Do this:
Produce a verbatim copy of the entries listed below.

Material for the task:
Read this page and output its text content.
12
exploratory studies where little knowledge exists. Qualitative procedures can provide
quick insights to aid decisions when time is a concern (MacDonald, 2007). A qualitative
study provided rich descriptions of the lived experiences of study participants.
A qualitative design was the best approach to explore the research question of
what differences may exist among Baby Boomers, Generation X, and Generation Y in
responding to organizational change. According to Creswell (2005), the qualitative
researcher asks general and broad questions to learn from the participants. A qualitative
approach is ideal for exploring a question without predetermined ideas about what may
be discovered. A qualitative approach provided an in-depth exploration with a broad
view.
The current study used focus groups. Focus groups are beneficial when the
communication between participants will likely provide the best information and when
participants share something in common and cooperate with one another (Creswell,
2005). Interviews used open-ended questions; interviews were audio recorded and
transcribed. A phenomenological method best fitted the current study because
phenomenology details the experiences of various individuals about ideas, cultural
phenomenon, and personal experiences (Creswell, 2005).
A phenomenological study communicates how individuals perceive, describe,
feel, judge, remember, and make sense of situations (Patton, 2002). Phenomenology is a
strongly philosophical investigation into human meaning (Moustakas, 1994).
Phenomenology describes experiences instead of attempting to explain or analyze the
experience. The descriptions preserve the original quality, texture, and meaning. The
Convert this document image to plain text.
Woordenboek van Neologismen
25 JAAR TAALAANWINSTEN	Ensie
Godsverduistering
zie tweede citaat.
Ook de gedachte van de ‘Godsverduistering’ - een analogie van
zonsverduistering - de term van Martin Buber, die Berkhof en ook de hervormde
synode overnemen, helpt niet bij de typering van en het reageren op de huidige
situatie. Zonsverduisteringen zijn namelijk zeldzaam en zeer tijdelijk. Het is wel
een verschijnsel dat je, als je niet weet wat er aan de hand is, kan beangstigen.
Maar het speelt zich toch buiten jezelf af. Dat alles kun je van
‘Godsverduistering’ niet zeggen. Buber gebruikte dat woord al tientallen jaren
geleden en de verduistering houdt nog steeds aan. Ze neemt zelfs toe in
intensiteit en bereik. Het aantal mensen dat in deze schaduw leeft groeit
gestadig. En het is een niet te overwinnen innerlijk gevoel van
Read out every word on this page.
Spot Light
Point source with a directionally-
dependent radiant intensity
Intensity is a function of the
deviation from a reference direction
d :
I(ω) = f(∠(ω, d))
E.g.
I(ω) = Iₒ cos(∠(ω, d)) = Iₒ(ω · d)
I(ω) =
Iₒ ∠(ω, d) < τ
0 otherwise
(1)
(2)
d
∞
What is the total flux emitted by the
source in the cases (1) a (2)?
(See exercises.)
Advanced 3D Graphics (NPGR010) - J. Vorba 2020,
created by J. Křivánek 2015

Answer to the task:
Read this page and output its text content.
12
exploratory studies where little knowledge exists. Qualitative procedures can provide
quick insights to aid decisions when time is a concern (MacDonald, 2007). A qualitative
study provided rich descriptions of the lived experiences of study participants.
A qualitative design was the best approach to explore the research question of
what differences may exist among Baby Boomers, Generation X, and Generation Y in
responding to organizational change. According to Creswell (2005), the qualitative
researcher asks general and broad questions to learn from the participants. A qualitative
approach is ideal for exploring a question without predetermined ideas about what may
be discovered. A qualitative approach provided an in-depth exploration with a broad
view.
The current study used focus groups. Focus groups are beneficial when the
communication between participants will likely provide the best information and when
participants share something in common and cooperate with one another (Creswell,
2005). Interviews used open-ended questions; interviews were audio recorded and
transcribed. A phenomenological method best fitted the current study because
phenomenology details the experiences of various individuals about ideas, cultural
phenomenon, and personal experiences (Creswell, 2005).
A phenomenological study communicates how individuals perceive, describe,
feel, judge, remember, and make sense of situations (Patton, 2002). Phenomenology is a
strongly philosophical investigation into human meaning (Moustakas, 1994).
Phenomenology describes experiences instead of attempting to explain or analyze the
experience. The descriptions preserve the original quality, texture, and meaning. The
Convert this document image to plain text.
Woordenboek van Neologismen
25 JAAR TAALAANWINSTEN	Ensie
Godsverduistering
zie tweede citaat.
Ook de gedachte van de ‘Godsverduistering’ - een analogie van
zonsverduistering - de term van Martin Buber, die Berkhof en ook de hervormde
synode overnemen, helpt niet bij de typering van en het reageren op de huidige
situatie. Zonsverduisteringen zijn namelijk zeldzaam en zeer tijdelijk. Het is wel
een verschijnsel dat je, als je niet weet wat er aan de hand is, kan beangstigen.
Maar het speelt zich toch buiten jezelf af. Dat alles kun je van
‘Godsverduistering’ niet zeggen. Buber gebruikte dat woord al tientallen jaren
geleden en de verduistering houdt nog steeds aan. Ze neemt zelfs toe in
intensiteit en bereik. Het aantal mensen dat in deze schaduw leeft groeit
gestadig. En het is een niet te overwinnen innerlijk gevoel van
Read out every word on this page.
Spot Light
Point source with a directionally-
dependent radiant intensity
Intensity is a function of the
deviation from a reference direction
d :
I(ω) = f(∠(ω, d))
E.g.
I(ω) = Iₒ cos(∠(ω, d)) = Iₒ(ω · d)
I(ω) =
Iₒ ∠(ω, d) < τ
0 otherwise
(1)
(2)
d
∞
What is the total flux emitted by the
source in the cases (1) a (2)?
(See exercises.)
Advanced 3D Graphics (NPGR010) - J. Vorba 2020,
created by J. Křivánek 2015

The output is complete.